▸ Required work
Leave out any picture and return the remaining listing below exactly as given.

▸ Dataset
--- START ---

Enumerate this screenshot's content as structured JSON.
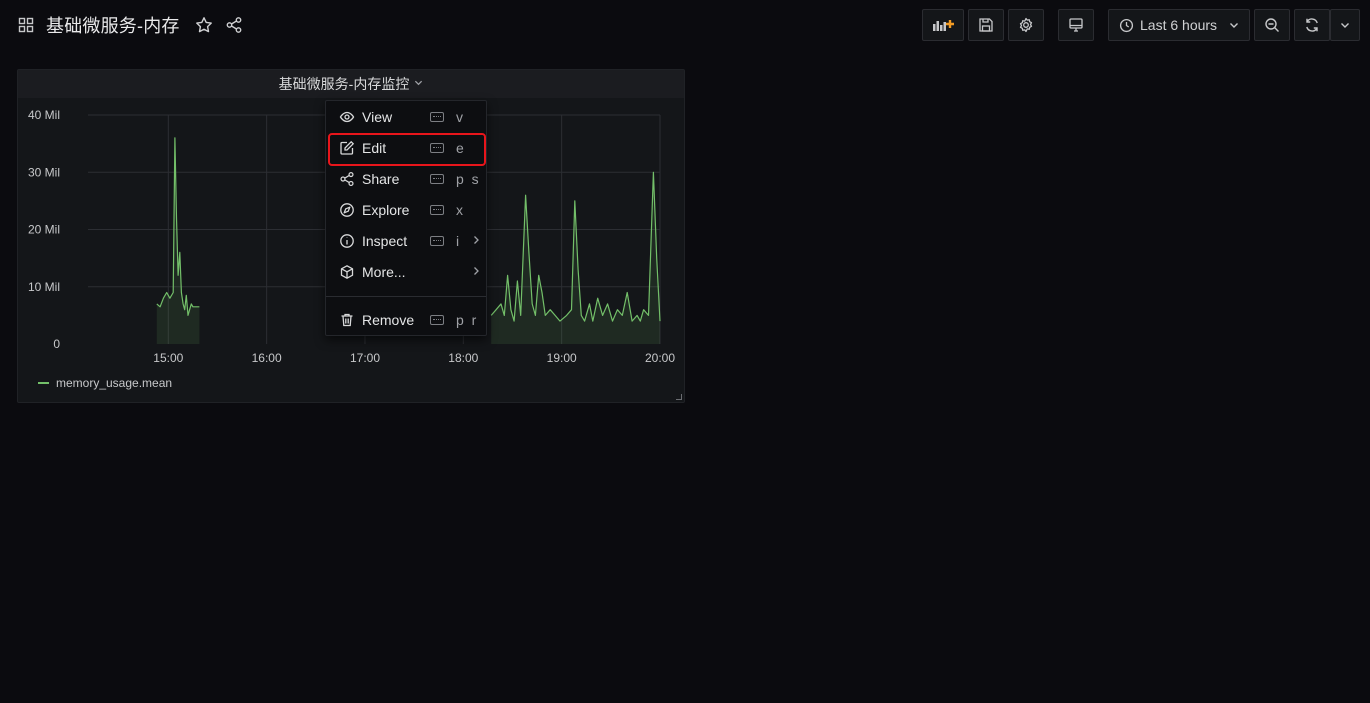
{
  "dashboard": {
    "title": "基础微服务-内存"
  },
  "toolbar": {
    "time_range_label": "Last 6 hours"
  },
  "panel": {
    "title": "基础微服务-内存监控",
    "legend_label": "memory_usage.mean",
    "series_color": "#73bf69"
  },
  "menu": {
    "items": [
      {
        "label": "View",
        "shortcut": "v",
        "icon": "eye-icon"
      },
      {
        "label": "Edit",
        "shortcut": "e",
        "icon": "edit-icon"
      },
      {
        "label": "Share",
        "shortcut": "p s",
        "icon": "share-icon"
      },
      {
        "label": "Explore",
        "shortcut": "x",
        "icon": "compass-icon"
      },
      {
        "label": "Inspect",
        "shortcut": "i",
        "icon": "info-icon"
      },
      {
        "label": "More...",
        "shortcut": "",
        "icon": "cube-icon"
      },
      {
        "label": "Remove",
        "shortcut": "p r",
        "icon": "trash-icon"
      }
    ]
  },
  "chart_data": {
    "type": "line",
    "y_ticks": [
      "0",
      "10 Mil",
      "20 Mil",
      "30 Mil",
      "40 Mil"
    ],
    "ylim": [
      0,
      40000000
    ],
    "x_ticks": [
      "15:00",
      "16:00",
      "17:00",
      "18:00",
      "19:00",
      "20:00"
    ],
    "xlim": [
      "14:11",
      "20:00"
    ],
    "grid": true,
    "legend_position": "bottom-left",
    "series": [
      {
        "name": "memory_usage.mean",
        "color": "#73bf69",
        "segments": [
          [
            [
              "14:53",
              7
            ],
            [
              "14:55",
              6.5
            ],
            [
              "14:57",
              8
            ],
            [
              "14:59",
              9
            ],
            [
              "15:01",
              8
            ],
            [
              "15:03",
              9
            ],
            [
              "15:04",
              36
            ],
            [
              "15:05",
              22
            ],
            [
              "15:06",
              12
            ],
            [
              "15:07",
              16
            ],
            [
              "15:08",
              9
            ],
            [
              "15:09",
              7
            ],
            [
              "15:10",
              6
            ],
            [
              "15:11",
              8.5
            ],
            [
              "15:12",
              5
            ],
            [
              "15:13",
              6
            ],
            [
              "15:14",
              7
            ],
            [
              "15:15",
              6.5
            ],
            [
              "15:17",
              6.5
            ],
            [
              "15:19",
              6.5
            ]
          ],
          [
            [
              "18:17",
              5
            ],
            [
              "18:20",
              6
            ],
            [
              "18:23",
              7
            ],
            [
              "18:25",
              5
            ],
            [
              "18:27",
              12
            ],
            [
              "18:29",
              6
            ],
            [
              "18:31",
              4
            ],
            [
              "18:33",
              11
            ],
            [
              "18:35",
              5
            ],
            [
              "18:38",
              26
            ],
            [
              "18:40",
              16
            ],
            [
              "18:42",
              7
            ],
            [
              "18:44",
              5
            ],
            [
              "18:46",
              12
            ],
            [
              "18:48",
              9
            ],
            [
              "18:50",
              5
            ],
            [
              "18:53",
              6
            ],
            [
              "18:56",
              5
            ],
            [
              "18:59",
              4
            ],
            [
              "19:03",
              5
            ],
            [
              "19:06",
              6
            ],
            [
              "19:08",
              25
            ],
            [
              "19:10",
              13
            ],
            [
              "19:12",
              5
            ],
            [
              "19:14",
              4
            ],
            [
              "19:17",
              7
            ],
            [
              "19:19",
              4
            ],
            [
              "19:22",
              8
            ],
            [
              "19:25",
              5
            ],
            [
              "19:28",
              7
            ],
            [
              "19:31",
              4
            ],
            [
              "19:34",
              6
            ],
            [
              "19:37",
              5
            ],
            [
              "19:40",
              9
            ],
            [
              "19:43",
              4
            ],
            [
              "19:46",
              5
            ],
            [
              "19:48",
              4
            ],
            [
              "19:50",
              6
            ],
            [
              "19:53",
              5
            ],
            [
              "19:56",
              30
            ],
            [
              "19:58",
              15
            ],
            [
              "20:00",
              4
            ]
          ]
        ]
      }
    ]
  }
}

--- END ---

▸ Full response
Enumerate this screenshot's content as structured JSON.
{
  "dashboard": {
    "title": "基础微服务-内存"
  },
  "toolbar": {
    "time_range_label": "Last 6 hours"
  },
  "panel": {
    "title": "基础微服务-内存监控",
    "legend_label": "memory_usage.mean",
    "series_color": "#73bf69"
  },
  "menu": {
    "items": [
      {
        "label": "View",
        "shortcut": "v",
        "icon": "eye-icon"
      },
      {
        "label": "Edit",
        "shortcut": "e",
        "icon": "edit-icon"
      },
      {
        "label": "Share",
        "shortcut": "p s",
        "icon": "share-icon"
      },
      {
        "label": "Explore",
        "shortcut": "x",
        "icon": "compass-icon"
      },
      {
        "label": "Inspect",
        "shortcut": "i",
        "icon": "info-icon"
      },
      {
        "label": "More...",
        "shortcut": "",
        "icon": "cube-icon"
      },
      {
        "label": "Remove",
        "shortcut": "p r",
        "icon": "trash-icon"
      }
    ]
  },
  "chart_data": {
    "type": "line",
    "y_ticks": [
      "0",
      "10 Mil",
      "20 Mil",
      "30 Mil",
      "40 Mil"
    ],
    "ylim": [
      0,
      40000000
    ],
    "x_ticks": [
      "15:00",
      "16:00",
      "17:00",
      "18:00",
      "19:00",
      "20:00"
    ],
    "xlim": [
      "14:11",
      "20:00"
    ],
    "grid": true,
    "legend_position": "bottom-left",
    "series": [
      {
        "name": "memory_usage.mean",
        "color": "#73bf69",
        "segments": [
          [
            [
              "14:53",
              7
            ],
            [
              "14:55",
              6.5
            ],
            [
              "14:57",
              8
            ],
            [
              "14:59",
              9
            ],
            [
              "15:01",
              8
            ],
            [
              "15:03",
              9
            ],
            [
              "15:04",
              36
            ],
            [
              "15:05",
              22
            ],
            [
              "15:06",
              12
            ],
            [
              "15:07",
              16
            ],
            [
              "15:08",
              9
            ],
            [
              "15:09",
              7
            ],
            [
              "15:10",
              6
            ],
            [
              "15:11",
              8.5
            ],
            [
              "15:12",
              5
            ],
            [
              "15:13",
              6
            ],
            [
              "15:14",
              7
            ],
            [
              "15:15",
              6.5
            ],
            [
              "15:17",
              6.5
            ],
            [
              "15:19",
              6.5
            ]
          ],
          [
            [
              "18:17",
              5
            ],
            [
              "18:20",
              6
            ],
            [
              "18:23",
              7
            ],
            [
              "18:25",
              5
            ],
            [
              "18:27",
              12
            ],
            [
              "18:29",
              6
            ],
            [
              "18:31",
              4
            ],
            [
              "18:33",
              11
            ],
            [
              "18:35",
              5
            ],
            [
              "18:38",
              26
            ],
            [
              "18:40",
              16
            ],
            [
              "18:42",
              7
            ],
            [
              "18:44",
              5
            ],
            [
              "18:46",
              12
            ],
            [
              "18:48",
              9
            ],
            [
              "18:50",
              5
            ],
            [
              "18:53",
              6
            ],
            [
              "18:56",
              5
            ],
            [
              "18:59",
              4
            ],
            [
              "19:03",
              5
            ],
            [
              "19:06",
              6
            ],
            [
              "19:08",
              25
            ],
            [
              "19:10",
              13
            ],
            [
              "19:12",
              5
            ],
            [
              "19:14",
              4
            ],
            [
              "19:17",
              7
            ],
            [
              "19:19",
              4
            ],
            [
              "19:22",
              8
            ],
            [
              "19:25",
              5
            ],
            [
              "19:28",
              7
            ],
            [
              "19:31",
              4
            ],
            [
              "19:34",
              6
            ],
            [
              "19:37",
              5
            ],
            [
              "19:40",
              9
            ],
            [
              "19:43",
              4
            ],
            [
              "19:46",
              5
            ],
            [
              "19:48",
              4
            ],
            [
              "19:50",
              6
            ],
            [
              "19:53",
              5
            ],
            [
              "19:56",
              30
            ],
            [
              "19:58",
              15
            ],
            [
              "20:00",
              4
            ]
          ]
        ]
      }
    ]
  }
}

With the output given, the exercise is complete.